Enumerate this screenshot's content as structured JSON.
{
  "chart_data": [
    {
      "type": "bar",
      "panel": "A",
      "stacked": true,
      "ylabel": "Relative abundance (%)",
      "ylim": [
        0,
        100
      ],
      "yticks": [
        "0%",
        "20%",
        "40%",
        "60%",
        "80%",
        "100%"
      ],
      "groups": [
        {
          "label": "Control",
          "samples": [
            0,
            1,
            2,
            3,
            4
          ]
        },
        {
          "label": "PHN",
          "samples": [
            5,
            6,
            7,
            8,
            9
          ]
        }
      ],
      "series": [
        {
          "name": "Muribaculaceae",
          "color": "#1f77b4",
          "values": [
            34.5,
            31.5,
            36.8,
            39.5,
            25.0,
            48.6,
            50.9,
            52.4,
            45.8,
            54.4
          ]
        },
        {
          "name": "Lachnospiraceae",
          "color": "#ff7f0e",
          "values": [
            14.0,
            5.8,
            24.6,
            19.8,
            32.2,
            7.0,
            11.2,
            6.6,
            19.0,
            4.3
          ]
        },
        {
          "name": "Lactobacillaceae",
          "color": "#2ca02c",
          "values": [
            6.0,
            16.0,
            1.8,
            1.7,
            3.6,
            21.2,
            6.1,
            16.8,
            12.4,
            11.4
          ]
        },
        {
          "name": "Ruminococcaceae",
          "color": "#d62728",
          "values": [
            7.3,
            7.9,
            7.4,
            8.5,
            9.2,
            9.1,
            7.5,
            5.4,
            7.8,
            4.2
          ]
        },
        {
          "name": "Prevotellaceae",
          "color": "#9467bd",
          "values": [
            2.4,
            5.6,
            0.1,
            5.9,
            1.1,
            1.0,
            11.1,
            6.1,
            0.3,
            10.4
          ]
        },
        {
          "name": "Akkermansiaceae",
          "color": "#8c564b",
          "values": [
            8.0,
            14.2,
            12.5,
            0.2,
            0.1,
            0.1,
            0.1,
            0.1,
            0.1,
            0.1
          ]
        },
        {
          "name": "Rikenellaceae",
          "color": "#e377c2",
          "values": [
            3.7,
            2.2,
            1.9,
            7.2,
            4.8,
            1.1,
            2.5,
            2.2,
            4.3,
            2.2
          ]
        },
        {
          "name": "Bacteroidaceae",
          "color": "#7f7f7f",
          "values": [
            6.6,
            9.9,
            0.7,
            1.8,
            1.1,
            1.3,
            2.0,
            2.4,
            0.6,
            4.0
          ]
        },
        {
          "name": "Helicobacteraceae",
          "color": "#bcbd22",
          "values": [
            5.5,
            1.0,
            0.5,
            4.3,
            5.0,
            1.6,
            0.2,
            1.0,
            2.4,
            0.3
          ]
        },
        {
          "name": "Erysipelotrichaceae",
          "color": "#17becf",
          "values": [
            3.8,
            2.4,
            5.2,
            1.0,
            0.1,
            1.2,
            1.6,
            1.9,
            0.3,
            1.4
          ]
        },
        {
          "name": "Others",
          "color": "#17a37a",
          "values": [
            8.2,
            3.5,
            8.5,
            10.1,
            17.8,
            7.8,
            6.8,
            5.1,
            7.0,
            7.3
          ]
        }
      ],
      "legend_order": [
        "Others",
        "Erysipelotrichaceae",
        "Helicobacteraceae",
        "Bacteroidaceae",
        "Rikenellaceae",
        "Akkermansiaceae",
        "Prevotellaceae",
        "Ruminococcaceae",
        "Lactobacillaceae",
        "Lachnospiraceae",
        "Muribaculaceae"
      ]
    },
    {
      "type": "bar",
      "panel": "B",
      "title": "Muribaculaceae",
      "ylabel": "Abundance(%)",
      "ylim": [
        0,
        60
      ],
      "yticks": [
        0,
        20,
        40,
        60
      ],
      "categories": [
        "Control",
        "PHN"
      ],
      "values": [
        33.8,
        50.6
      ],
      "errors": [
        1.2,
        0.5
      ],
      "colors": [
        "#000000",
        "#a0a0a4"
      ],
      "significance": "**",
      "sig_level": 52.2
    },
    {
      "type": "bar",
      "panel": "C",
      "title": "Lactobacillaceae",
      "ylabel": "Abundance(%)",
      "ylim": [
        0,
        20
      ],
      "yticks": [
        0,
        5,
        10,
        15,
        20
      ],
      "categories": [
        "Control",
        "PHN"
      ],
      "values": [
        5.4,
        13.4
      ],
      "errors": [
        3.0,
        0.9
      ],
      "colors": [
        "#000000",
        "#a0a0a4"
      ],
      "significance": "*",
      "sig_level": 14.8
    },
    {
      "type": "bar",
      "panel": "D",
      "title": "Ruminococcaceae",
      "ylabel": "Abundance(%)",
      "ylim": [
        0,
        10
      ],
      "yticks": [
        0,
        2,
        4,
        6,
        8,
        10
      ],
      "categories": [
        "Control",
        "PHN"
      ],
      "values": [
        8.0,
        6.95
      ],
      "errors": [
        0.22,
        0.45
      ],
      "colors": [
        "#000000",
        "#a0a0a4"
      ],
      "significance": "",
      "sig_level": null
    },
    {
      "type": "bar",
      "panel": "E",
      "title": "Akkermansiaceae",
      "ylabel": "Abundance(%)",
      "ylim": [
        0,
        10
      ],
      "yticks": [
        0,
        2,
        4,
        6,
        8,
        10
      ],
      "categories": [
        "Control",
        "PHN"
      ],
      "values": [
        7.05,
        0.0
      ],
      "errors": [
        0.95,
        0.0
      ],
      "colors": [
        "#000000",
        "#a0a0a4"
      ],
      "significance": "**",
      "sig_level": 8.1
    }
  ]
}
────────────────────────────────────────
What you need to do
Which lines hold the word "title"? Copy each of them from the records.

Written answer
      "title": "Muribaculaceae",
      "title": "Lactobacillaceae",
      "title": "Ruminococcaceae",
      "title": "Akkermansiaceae",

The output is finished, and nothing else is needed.